> [WORK TO COMPLETE]
Consider the records below. How many of their lines include the word "chevron"? State the number and nothing else.

_ _ _ _

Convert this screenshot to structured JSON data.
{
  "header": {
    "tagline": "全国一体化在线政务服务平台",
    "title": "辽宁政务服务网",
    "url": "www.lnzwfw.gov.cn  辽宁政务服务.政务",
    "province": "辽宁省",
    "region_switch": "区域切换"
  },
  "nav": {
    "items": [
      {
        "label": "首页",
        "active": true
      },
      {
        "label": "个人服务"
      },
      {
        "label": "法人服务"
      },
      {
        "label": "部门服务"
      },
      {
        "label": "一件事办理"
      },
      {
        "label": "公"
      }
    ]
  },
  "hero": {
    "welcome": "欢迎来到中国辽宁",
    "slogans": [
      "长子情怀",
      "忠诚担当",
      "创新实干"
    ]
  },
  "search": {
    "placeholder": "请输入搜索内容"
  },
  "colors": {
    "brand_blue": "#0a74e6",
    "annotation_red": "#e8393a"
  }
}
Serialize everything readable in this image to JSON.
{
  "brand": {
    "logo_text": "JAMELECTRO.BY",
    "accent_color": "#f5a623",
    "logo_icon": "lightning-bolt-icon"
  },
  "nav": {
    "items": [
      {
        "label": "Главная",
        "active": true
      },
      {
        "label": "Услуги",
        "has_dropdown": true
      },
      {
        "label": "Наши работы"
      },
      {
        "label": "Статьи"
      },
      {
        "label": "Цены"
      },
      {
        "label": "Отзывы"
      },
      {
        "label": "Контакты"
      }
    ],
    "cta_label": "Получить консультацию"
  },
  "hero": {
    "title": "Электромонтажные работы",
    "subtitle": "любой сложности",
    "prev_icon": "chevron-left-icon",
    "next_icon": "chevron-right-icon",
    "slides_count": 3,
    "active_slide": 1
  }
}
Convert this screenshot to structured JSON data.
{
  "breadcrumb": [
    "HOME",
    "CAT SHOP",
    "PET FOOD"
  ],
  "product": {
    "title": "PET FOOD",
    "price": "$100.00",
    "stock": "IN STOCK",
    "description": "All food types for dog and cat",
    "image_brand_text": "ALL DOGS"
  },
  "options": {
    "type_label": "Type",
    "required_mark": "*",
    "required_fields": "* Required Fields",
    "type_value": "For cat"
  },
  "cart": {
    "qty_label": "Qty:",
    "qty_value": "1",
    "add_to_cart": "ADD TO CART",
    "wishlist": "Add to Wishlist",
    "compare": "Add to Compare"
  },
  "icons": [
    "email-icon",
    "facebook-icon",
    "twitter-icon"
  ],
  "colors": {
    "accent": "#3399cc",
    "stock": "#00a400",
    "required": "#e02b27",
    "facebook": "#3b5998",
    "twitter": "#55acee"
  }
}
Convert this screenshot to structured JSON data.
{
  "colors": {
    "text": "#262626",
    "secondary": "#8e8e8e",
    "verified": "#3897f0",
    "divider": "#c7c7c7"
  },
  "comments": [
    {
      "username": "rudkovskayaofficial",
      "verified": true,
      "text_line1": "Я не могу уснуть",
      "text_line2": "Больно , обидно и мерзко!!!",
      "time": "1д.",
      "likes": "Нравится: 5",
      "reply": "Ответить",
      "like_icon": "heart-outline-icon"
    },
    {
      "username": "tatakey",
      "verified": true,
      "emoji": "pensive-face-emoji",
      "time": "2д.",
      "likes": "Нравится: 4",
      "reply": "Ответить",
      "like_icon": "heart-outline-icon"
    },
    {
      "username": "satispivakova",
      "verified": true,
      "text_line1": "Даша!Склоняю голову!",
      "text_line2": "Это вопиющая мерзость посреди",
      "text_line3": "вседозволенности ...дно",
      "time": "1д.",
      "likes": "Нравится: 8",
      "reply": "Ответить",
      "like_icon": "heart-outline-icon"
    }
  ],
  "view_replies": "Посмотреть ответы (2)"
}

_ _ _ _

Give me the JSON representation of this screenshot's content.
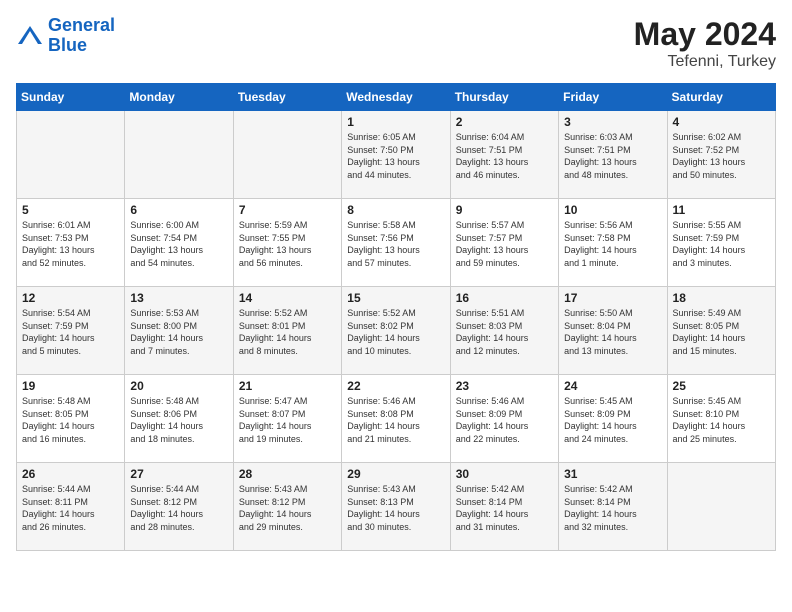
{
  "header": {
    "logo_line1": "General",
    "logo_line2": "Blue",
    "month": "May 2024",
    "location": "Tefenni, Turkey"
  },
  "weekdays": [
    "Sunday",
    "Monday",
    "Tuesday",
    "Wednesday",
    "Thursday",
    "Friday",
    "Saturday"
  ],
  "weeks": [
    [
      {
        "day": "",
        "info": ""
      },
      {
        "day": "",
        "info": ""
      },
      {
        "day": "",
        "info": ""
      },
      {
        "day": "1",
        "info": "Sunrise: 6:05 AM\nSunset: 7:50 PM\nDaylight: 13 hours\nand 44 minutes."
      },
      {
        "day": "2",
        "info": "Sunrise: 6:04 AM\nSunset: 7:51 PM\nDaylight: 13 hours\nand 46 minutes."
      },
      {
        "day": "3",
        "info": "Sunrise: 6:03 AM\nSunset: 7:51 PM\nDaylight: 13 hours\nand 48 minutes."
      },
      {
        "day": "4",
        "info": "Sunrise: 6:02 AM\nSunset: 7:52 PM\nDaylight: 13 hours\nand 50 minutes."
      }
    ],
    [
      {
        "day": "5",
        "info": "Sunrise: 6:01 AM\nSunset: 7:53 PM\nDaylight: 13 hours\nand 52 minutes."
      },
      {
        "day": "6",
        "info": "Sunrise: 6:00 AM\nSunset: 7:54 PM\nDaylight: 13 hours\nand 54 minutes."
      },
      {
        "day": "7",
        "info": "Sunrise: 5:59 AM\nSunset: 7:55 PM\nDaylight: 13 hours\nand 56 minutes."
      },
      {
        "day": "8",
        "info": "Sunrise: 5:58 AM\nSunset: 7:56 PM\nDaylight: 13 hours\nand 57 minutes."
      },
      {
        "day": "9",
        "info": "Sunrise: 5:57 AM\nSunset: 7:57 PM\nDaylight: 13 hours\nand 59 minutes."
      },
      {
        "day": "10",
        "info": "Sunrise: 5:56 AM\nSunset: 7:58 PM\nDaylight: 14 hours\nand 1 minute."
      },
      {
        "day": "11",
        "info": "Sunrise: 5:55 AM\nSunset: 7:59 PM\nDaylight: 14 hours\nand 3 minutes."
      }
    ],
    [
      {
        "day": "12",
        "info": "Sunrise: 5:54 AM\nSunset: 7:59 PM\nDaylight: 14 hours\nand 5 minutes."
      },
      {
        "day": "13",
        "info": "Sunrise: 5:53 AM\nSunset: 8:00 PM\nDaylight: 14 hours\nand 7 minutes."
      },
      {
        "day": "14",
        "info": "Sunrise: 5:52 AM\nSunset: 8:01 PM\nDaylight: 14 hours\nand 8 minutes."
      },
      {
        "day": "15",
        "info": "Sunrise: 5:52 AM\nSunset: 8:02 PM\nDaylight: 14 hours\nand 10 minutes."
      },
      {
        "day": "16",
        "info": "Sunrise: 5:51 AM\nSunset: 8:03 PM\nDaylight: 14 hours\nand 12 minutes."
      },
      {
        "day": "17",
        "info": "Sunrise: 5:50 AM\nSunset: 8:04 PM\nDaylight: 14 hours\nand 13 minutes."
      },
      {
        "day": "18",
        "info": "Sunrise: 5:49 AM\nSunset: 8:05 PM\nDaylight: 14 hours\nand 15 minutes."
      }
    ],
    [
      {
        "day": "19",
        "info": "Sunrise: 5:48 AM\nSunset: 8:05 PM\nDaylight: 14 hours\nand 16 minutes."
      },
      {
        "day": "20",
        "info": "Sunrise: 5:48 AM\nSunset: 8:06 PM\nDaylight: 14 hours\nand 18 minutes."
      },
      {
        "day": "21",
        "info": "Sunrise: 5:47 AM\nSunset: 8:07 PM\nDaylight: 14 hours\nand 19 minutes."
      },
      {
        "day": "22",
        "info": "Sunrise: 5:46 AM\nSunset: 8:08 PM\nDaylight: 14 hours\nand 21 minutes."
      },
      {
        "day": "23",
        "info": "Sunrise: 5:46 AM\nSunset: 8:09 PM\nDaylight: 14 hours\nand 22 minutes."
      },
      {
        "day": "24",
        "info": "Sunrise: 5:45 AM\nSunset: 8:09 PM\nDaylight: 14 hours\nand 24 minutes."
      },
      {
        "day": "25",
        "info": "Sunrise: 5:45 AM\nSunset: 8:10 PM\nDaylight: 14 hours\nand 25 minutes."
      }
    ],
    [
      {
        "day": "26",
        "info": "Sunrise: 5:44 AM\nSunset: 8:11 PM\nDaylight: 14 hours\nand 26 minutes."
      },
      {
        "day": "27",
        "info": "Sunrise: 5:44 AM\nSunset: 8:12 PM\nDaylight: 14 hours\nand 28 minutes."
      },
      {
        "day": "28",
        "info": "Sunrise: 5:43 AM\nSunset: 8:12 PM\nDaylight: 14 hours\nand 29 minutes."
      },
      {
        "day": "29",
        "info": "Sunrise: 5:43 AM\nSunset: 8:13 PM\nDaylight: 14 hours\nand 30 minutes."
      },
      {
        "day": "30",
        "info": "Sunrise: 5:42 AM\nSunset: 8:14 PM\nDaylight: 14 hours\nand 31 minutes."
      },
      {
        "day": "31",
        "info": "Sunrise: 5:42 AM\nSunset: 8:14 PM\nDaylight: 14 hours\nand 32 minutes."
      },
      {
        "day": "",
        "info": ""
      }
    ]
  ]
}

_ _ _ _

> [OUTPUT OF THE TASK]
2